TASK DETAILS ->
Look through the records that follow. Copy every line containing the word "Sdig".
** start PROVIDED DATA **
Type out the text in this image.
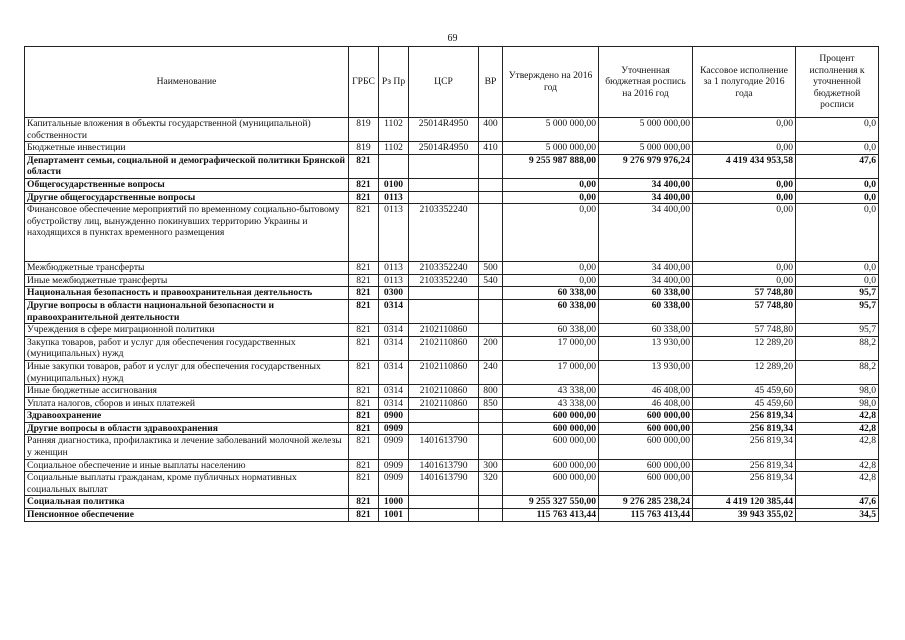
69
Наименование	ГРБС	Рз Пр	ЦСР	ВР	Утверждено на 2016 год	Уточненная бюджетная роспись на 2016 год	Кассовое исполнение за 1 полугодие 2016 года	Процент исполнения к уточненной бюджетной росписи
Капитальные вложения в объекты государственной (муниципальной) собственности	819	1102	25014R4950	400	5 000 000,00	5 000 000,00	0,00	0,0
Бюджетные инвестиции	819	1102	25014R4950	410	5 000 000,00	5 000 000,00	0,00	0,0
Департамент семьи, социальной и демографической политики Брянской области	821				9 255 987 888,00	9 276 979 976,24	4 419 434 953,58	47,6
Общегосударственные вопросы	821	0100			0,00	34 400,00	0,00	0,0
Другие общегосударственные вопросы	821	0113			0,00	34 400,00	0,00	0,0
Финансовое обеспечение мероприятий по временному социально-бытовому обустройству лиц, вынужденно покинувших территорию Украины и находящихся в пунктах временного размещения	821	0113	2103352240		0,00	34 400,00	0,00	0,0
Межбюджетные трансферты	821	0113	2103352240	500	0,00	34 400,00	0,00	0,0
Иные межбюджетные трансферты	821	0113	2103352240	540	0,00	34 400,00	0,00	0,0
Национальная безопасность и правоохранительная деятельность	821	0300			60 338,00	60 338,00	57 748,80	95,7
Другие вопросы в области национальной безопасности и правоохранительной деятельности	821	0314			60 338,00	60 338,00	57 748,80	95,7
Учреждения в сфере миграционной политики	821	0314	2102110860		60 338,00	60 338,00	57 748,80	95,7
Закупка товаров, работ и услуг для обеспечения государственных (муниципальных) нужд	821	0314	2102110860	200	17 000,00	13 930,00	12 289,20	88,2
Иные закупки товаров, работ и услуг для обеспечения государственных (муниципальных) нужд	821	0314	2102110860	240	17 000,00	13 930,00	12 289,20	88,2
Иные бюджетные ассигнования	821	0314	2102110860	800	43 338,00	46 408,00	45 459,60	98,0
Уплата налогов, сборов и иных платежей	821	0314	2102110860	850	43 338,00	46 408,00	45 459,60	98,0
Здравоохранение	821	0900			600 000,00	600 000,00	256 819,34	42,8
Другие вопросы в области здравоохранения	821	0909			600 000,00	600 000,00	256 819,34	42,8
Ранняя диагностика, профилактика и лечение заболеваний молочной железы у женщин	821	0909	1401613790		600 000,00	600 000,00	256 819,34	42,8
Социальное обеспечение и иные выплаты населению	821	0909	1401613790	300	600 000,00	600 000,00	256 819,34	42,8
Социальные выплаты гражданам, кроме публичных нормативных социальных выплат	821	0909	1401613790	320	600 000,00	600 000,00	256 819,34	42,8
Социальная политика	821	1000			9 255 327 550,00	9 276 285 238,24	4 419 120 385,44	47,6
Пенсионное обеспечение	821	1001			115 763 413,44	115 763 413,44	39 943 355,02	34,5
** end PROVIDED DATA **
** start PROVIDED DATA **
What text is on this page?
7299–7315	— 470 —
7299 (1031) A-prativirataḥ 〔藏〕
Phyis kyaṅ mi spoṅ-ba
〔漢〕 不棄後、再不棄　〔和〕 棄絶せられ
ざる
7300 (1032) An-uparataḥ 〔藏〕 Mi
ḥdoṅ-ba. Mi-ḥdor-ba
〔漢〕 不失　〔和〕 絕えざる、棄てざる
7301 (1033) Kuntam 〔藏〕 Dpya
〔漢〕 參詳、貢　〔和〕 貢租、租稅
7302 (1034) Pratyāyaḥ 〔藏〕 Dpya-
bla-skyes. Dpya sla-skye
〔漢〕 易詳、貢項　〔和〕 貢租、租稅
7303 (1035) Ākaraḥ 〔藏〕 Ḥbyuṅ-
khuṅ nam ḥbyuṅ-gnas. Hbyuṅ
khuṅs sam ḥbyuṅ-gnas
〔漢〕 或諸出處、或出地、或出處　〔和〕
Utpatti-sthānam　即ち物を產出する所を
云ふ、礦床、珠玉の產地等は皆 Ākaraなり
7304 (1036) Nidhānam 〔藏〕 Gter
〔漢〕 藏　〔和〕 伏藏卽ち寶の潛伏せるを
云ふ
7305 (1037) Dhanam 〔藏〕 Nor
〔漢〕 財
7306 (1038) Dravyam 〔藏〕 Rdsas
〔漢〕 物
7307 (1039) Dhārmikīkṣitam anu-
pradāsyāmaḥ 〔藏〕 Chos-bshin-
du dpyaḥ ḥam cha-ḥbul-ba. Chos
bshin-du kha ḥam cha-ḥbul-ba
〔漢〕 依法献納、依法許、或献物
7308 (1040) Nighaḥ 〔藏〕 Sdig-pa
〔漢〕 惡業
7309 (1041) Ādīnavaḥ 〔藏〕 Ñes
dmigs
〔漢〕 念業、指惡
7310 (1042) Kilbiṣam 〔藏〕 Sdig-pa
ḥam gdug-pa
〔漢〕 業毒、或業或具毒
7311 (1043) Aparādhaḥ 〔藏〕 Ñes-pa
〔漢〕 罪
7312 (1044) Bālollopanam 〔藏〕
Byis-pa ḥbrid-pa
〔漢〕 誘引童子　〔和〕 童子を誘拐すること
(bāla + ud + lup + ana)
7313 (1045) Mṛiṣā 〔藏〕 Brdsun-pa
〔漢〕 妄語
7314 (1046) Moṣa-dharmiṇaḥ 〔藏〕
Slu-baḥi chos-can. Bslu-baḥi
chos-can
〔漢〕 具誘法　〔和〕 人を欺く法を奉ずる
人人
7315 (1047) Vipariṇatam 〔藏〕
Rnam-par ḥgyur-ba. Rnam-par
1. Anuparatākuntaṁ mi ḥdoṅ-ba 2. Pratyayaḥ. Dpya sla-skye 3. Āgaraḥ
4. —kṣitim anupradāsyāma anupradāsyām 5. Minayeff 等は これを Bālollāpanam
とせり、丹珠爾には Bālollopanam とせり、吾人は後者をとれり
** end PROVIDED DATA **
TASK SOLUTION ->
7308 (1040) Nighaḥ 〔藏〕 Sdig-pa
7310 (1042) Kilbiṣam 〔藏〕 Sdig-pa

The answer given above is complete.